* start *

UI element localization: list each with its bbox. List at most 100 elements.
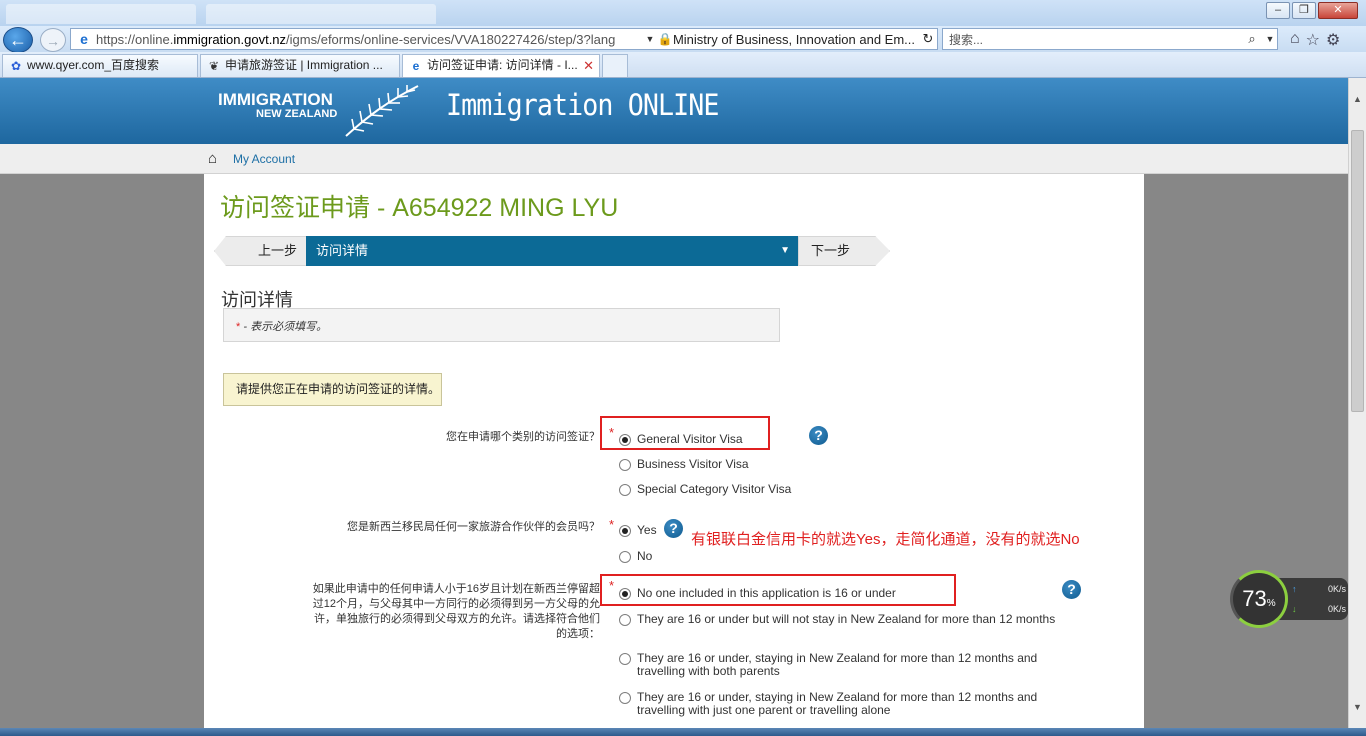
radio-minors-one-parent[interactable]: They are 16 or under, staying in New Zea… xyxy=(619,691,1059,717)
close-tab-icon[interactable]: ✕ xyxy=(583,55,594,76)
upload-arrow-icon: ↑ xyxy=(1292,584,1297,594)
radio-button[interactable] xyxy=(619,551,631,563)
current-step-dropdown[interactable]: 访问详情 ▼ xyxy=(306,236,800,266)
application-title: 访问签证申请 - A654922 MING LYU xyxy=(220,194,619,222)
usage-gauge: 73% xyxy=(1230,570,1288,628)
home-icon[interactable]: ⌂ xyxy=(208,150,217,167)
account-bar: ⌂ My Account xyxy=(0,144,1348,174)
site-header: IMMIGRATION NEW ZEALAND Immigration ONLI… xyxy=(0,78,1348,144)
search-dropdown-icon[interactable]: ▼ xyxy=(1263,34,1277,44)
required-note-text: - 表示必须填写。 xyxy=(243,321,328,333)
radio-button[interactable] xyxy=(619,614,631,626)
radio-label: Yes xyxy=(637,523,657,537)
ie-page-icon: e xyxy=(412,59,420,73)
scrollbar-thumb[interactable] xyxy=(1351,130,1364,412)
upload-speed: ↑ 0K/s xyxy=(1292,584,1346,594)
radio-label: They are 16 or under, staying in New Zea… xyxy=(637,651,1038,678)
radio-minors-short-stay[interactable]: They are 16 or under but will not stay i… xyxy=(619,613,1059,626)
new-tab-button[interactable] xyxy=(602,54,628,77)
tab-bar: ✿ www.qyer.com_百度搜索 ❦ 申请旅游签证 | Immigrati… xyxy=(0,52,1366,78)
radio-button-selected[interactable] xyxy=(619,588,631,600)
search-box[interactable]: 搜索... ⌕ ▼ xyxy=(942,28,1278,50)
blurred-title-area xyxy=(6,4,196,24)
tab-baidu[interactable]: ✿ www.qyer.com_百度搜索 xyxy=(2,54,198,77)
radio-button-selected[interactable] xyxy=(619,434,631,446)
address-url[interactable]: https://online.immigration.govt.nz/igms/… xyxy=(96,32,643,47)
site-name: Immigration ONLINE xyxy=(446,88,719,122)
window-title-bar: – ❐ ✕ xyxy=(0,0,1366,26)
radio-no-minors[interactable]: No one included in this application is 1… xyxy=(619,587,896,600)
arrow-left-icon: ← xyxy=(9,30,27,50)
red-annotation-text: 有银联白金信用卡的就选Yes，走简化通道，没有的就选No xyxy=(691,531,1080,548)
os-taskbar xyxy=(0,728,1366,736)
baidu-paw-icon: ✿ xyxy=(10,59,22,73)
question-partner-member-label: 您是新西兰移民局任何一家旅游合作伙伴的会员吗？ xyxy=(347,521,600,533)
toolbar-icons: ⌂ ☆ ⚙ xyxy=(1290,30,1340,50)
current-step-label: 访问详情 xyxy=(316,243,369,258)
web-page: IMMIGRATION NEW ZEALAND Immigration ONLI… xyxy=(0,78,1348,728)
radio-partner-no[interactable]: No xyxy=(619,550,652,563)
radio-label: Business Visitor Visa xyxy=(637,457,749,471)
tab-label: 申请旅游签证 | Immigration ... xyxy=(225,58,383,72)
favorites-star-icon[interactable]: ☆ xyxy=(1306,30,1320,50)
radio-button[interactable] xyxy=(619,484,631,496)
forward-button[interactable]: → xyxy=(40,28,66,52)
radio-special-category[interactable]: Special Category Visitor Visa xyxy=(619,483,791,496)
previous-step-button[interactable]: 上一步 xyxy=(214,236,308,266)
question-visa-category-label: 您在申请哪个类别的访问签证？ xyxy=(446,431,600,443)
minimize-button[interactable]: – xyxy=(1266,2,1290,19)
tab-visitor-visa[interactable]: e 访问签证申请: 访问详情 - I... ✕ xyxy=(402,54,600,77)
help-icon[interactable]: ? xyxy=(664,519,683,538)
immigration-nz-logo[interactable]: IMMIGRATION NEW ZEALAND xyxy=(218,90,337,120)
maximize-button[interactable]: ❐ xyxy=(1292,2,1316,19)
radio-label: Special Category Visitor Visa xyxy=(637,482,792,496)
site-identity[interactable]: Ministry of Business, Innovation and Em.… xyxy=(673,32,919,47)
settings-gear-icon[interactable]: ⚙ xyxy=(1326,30,1340,50)
my-account-link[interactable]: My Account xyxy=(233,152,295,166)
radio-button[interactable] xyxy=(619,459,631,471)
form-panel: 访问签证申请 - A654922 MING LYU 上一步 访问详情 ▼ 下一步… xyxy=(204,174,1144,728)
help-icon[interactable]: ? xyxy=(809,426,828,445)
back-button[interactable]: ← xyxy=(3,27,33,53)
arrow-right-icon: → xyxy=(46,33,60,49)
vertical-scrollbar[interactable]: ▲ ▼ xyxy=(1348,78,1366,728)
address-dropdown-icon[interactable]: ▼ xyxy=(643,34,657,44)
chevron-down-icon: ▼ xyxy=(780,245,790,256)
download-speed: ↓ 0K/s xyxy=(1292,604,1346,614)
refresh-icon[interactable]: ↻ xyxy=(919,31,937,47)
tab-immigration[interactable]: ❦ 申请旅游签证 | Immigration ... xyxy=(200,54,400,77)
close-window-button[interactable]: ✕ xyxy=(1318,2,1358,19)
silver-fern-icon xyxy=(345,85,419,137)
address-bar[interactable]: e https://online.immigration.govt.nz/igm… xyxy=(70,28,938,50)
search-input[interactable]: 搜索... xyxy=(949,31,1241,48)
radio-partner-yes[interactable]: Yes xyxy=(619,524,657,537)
instruction-box: 请提供您正在申请的访问签证的详情。 xyxy=(223,373,442,406)
help-icon[interactable]: ? xyxy=(1062,580,1081,599)
radio-button[interactable] xyxy=(619,653,631,665)
question-minors-label: 如果此申请中的任何申请人小于16岁且计划在新西兰停留超 过12个月，与父母其中一… xyxy=(312,583,600,640)
radio-button-selected[interactable] xyxy=(619,525,631,537)
ie-page-icon: e xyxy=(80,31,88,47)
tab-label: 访问签证申请: 访问详情 - I... xyxy=(427,58,578,72)
radio-general-visitor[interactable]: General Visitor Visa xyxy=(619,433,743,446)
home-icon[interactable]: ⌂ xyxy=(1290,30,1300,50)
scroll-down-arrow-icon[interactable]: ▼ xyxy=(1349,698,1366,716)
fern-icon: ❦ xyxy=(208,59,220,73)
next-step-button[interactable]: 下一步 xyxy=(798,236,890,266)
radio-button[interactable] xyxy=(619,692,631,704)
lock-icon[interactable]: 🔒 xyxy=(657,32,673,46)
blurred-title-area xyxy=(206,4,436,24)
radio-minors-both-parents[interactable]: They are 16 or under, staying in New Zea… xyxy=(619,652,1059,678)
tab-label: www.qyer.com_百度搜索 xyxy=(27,58,160,72)
window-controls: – ❐ ✕ xyxy=(1266,2,1358,19)
navigation-bar: ← → e https://online.immigration.govt.nz… xyxy=(0,26,1366,53)
radio-label: No one included in this application is 1… xyxy=(637,586,896,600)
search-icon[interactable]: ⌕ xyxy=(1241,31,1263,47)
step-navigation: 上一步 访问详情 ▼ 下一步 xyxy=(214,236,894,266)
download-arrow-icon: ↓ xyxy=(1292,604,1297,614)
radio-business-visitor[interactable]: Business Visitor Visa xyxy=(619,458,749,471)
required-note: * - 表示必须填写。 xyxy=(223,308,780,342)
scroll-up-arrow-icon[interactable]: ▲ xyxy=(1349,90,1366,108)
network-speed-widget[interactable]: 73% ↑ 0K/s ↓ 0K/s xyxy=(1230,570,1350,628)
radio-label: They are 16 or under, staying in New Zea… xyxy=(637,690,1038,717)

* end *

**AIM**
Please replace every "radio-label" in the material above with "option-label", keep everything else unchanged, and leave the pictures out.

**TASK ANSWER**
UI element localization: list each with its bbox. List at most 100 elements.
radio-minors-one-parent[interactable]: They are 16 or under, staying in New Zea… xyxy=(619,691,1059,717)
close-tab-icon[interactable]: ✕ xyxy=(583,55,594,76)
upload-arrow-icon: ↑ xyxy=(1292,584,1297,594)
radio-button[interactable] xyxy=(619,551,631,563)
current-step-dropdown[interactable]: 访问详情 ▼ xyxy=(306,236,800,266)
application-title: 访问签证申请 - A654922 MING LYU xyxy=(220,194,619,222)
usage-gauge: 73% xyxy=(1230,570,1288,628)
home-icon[interactable]: ⌂ xyxy=(208,150,217,167)
account-bar: ⌂ My Account xyxy=(0,144,1348,174)
site-header: IMMIGRATION NEW ZEALAND Immigration ONLI… xyxy=(0,78,1348,144)
search-dropdown-icon[interactable]: ▼ xyxy=(1263,34,1277,44)
required-note-text: - 表示必须填写。 xyxy=(243,321,328,333)
radio-button[interactable] xyxy=(619,614,631,626)
option-label: Yes xyxy=(637,523,657,537)
ie-page-icon: e xyxy=(412,59,420,73)
scrollbar-thumb[interactable] xyxy=(1351,130,1364,412)
upload-speed: ↑ 0K/s xyxy=(1292,584,1346,594)
option-label: They are 16 or under, staying in New Zea… xyxy=(637,651,1038,678)
radio-minors-short-stay[interactable]: They are 16 or under but will not stay i… xyxy=(619,613,1059,626)
new-tab-button[interactable] xyxy=(602,54,628,77)
tab-bar: ✿ www.qyer.com_百度搜索 ❦ 申请旅游签证 | Immigrati… xyxy=(0,52,1366,78)
radio-button-selected[interactable] xyxy=(619,588,631,600)
search-box[interactable]: 搜索... ⌕ ▼ xyxy=(942,28,1278,50)
blurred-title-area xyxy=(6,4,196,24)
tab-baidu[interactable]: ✿ www.qyer.com_百度搜索 xyxy=(2,54,198,77)
radio-button-selected[interactable] xyxy=(619,434,631,446)
address-url[interactable]: https://online.immigration.govt.nz/igms/… xyxy=(96,32,643,47)
site-name: Immigration ONLINE xyxy=(446,88,719,122)
window-title-bar: – ❐ ✕ xyxy=(0,0,1366,26)
radio-no-minors[interactable]: No one included in this application is 1… xyxy=(619,587,896,600)
arrow-left-icon: ← xyxy=(9,30,27,50)
red-annotation-text: 有银联白金信用卡的就选Yes，走简化通道，没有的就选No xyxy=(691,531,1080,548)
os-taskbar xyxy=(0,728,1366,736)
baidu-paw-icon: ✿ xyxy=(10,59,22,73)
question-partner-member-label: 您是新西兰移民局任何一家旅游合作伙伴的会员吗？ xyxy=(347,521,600,533)
toolbar-icons: ⌂ ☆ ⚙ xyxy=(1290,30,1340,50)
current-step-label: 访问详情 xyxy=(316,243,369,258)
web-page: IMMIGRATION NEW ZEALAND Immigration ONLI… xyxy=(0,78,1348,728)
radio-partner-no[interactable]: No xyxy=(619,550,652,563)
option-label: Business Visitor Visa xyxy=(637,457,749,471)
tab-label: 申请旅游签证 | Immigration ... xyxy=(225,58,383,72)
favorites-star-icon[interactable]: ☆ xyxy=(1306,30,1320,50)
radio-button[interactable] xyxy=(619,484,631,496)
forward-button[interactable]: → xyxy=(40,28,66,52)
radio-special-category[interactable]: Special Category Visitor Visa xyxy=(619,483,791,496)
previous-step-button[interactable]: 上一步 xyxy=(214,236,308,266)
question-visa-category-label: 您在申请哪个类别的访问签证？ xyxy=(446,431,600,443)
minimize-button[interactable]: – xyxy=(1266,2,1290,19)
tab-visitor-visa[interactable]: e 访问签证申请: 访问详情 - I... ✕ xyxy=(402,54,600,77)
help-icon[interactable]: ? xyxy=(664,519,683,538)
immigration-nz-logo[interactable]: IMMIGRATION NEW ZEALAND xyxy=(218,90,337,120)
maximize-button[interactable]: ❐ xyxy=(1292,2,1316,19)
option-label: Special Category Visitor Visa xyxy=(637,482,792,496)
site-identity[interactable]: Ministry of Business, Innovation and Em.… xyxy=(673,32,919,47)
settings-gear-icon[interactable]: ⚙ xyxy=(1326,30,1340,50)
my-account-link[interactable]: My Account xyxy=(233,152,295,166)
radio-button[interactable] xyxy=(619,459,631,471)
form-panel: 访问签证申请 - A654922 MING LYU 上一步 访问详情 ▼ 下一步… xyxy=(204,174,1144,728)
help-icon[interactable]: ? xyxy=(809,426,828,445)
back-button[interactable]: ← xyxy=(3,27,33,53)
arrow-right-icon: → xyxy=(46,33,60,49)
vertical-scrollbar[interactable]: ▲ ▼ xyxy=(1348,78,1366,728)
address-dropdown-icon[interactable]: ▼ xyxy=(643,34,657,44)
chevron-down-icon: ▼ xyxy=(780,245,790,256)
download-speed: ↓ 0K/s xyxy=(1292,604,1346,614)
refresh-icon[interactable]: ↻ xyxy=(919,31,937,47)
tab-immigration[interactable]: ❦ 申请旅游签证 | Immigration ... xyxy=(200,54,400,77)
close-window-button[interactable]: ✕ xyxy=(1318,2,1358,19)
silver-fern-icon xyxy=(345,85,419,137)
address-bar[interactable]: e https://online.immigration.govt.nz/igm… xyxy=(70,28,938,50)
search-input[interactable]: 搜索... xyxy=(949,31,1241,48)
radio-partner-yes[interactable]: Yes xyxy=(619,524,657,537)
instruction-box: 请提供您正在申请的访问签证的详情。 xyxy=(223,373,442,406)
help-icon[interactable]: ? xyxy=(1062,580,1081,599)
radio-button[interactable] xyxy=(619,653,631,665)
question-minors-label: 如果此申请中的任何申请人小于16岁且计划在新西兰停留超 过12个月，与父母其中一… xyxy=(312,583,600,640)
radio-button-selected[interactable] xyxy=(619,525,631,537)
ie-page-icon: e xyxy=(80,31,88,47)
tab-label: 访问签证申请: 访问详情 - I... xyxy=(427,58,578,72)
radio-general-visitor[interactable]: General Visitor Visa xyxy=(619,433,743,446)
home-icon[interactable]: ⌂ xyxy=(1290,30,1300,50)
scroll-down-arrow-icon[interactable]: ▼ xyxy=(1349,698,1366,716)
fern-icon: ❦ xyxy=(208,59,220,73)
next-step-button[interactable]: 下一步 xyxy=(798,236,890,266)
radio-button[interactable] xyxy=(619,692,631,704)
lock-icon[interactable]: 🔒 xyxy=(657,32,673,46)
blurred-title-area xyxy=(206,4,436,24)
radio-minors-both-parents[interactable]: They are 16 or under, staying in New Zea… xyxy=(619,652,1059,678)
tab-label: www.qyer.com_百度搜索 xyxy=(27,58,160,72)
window-controls: – ❐ ✕ xyxy=(1266,2,1358,19)
navigation-bar: ← → e https://online.immigration.govt.nz… xyxy=(0,26,1366,53)
option-label: No one included in this application is 1… xyxy=(637,586,896,600)
search-icon[interactable]: ⌕ xyxy=(1241,31,1263,47)
step-navigation: 上一步 访问详情 ▼ 下一步 xyxy=(214,236,894,266)
download-arrow-icon: ↓ xyxy=(1292,604,1297,614)
radio-business-visitor[interactable]: Business Visitor Visa xyxy=(619,458,749,471)
required-note: * - 表示必须填写。 xyxy=(223,308,780,342)
scroll-up-arrow-icon[interactable]: ▲ xyxy=(1349,90,1366,108)
network-speed-widget[interactable]: 73% ↑ 0K/s ↓ 0K/s xyxy=(1230,570,1350,628)
option-label: They are 16 or under, staying in New Zea… xyxy=(637,690,1038,717)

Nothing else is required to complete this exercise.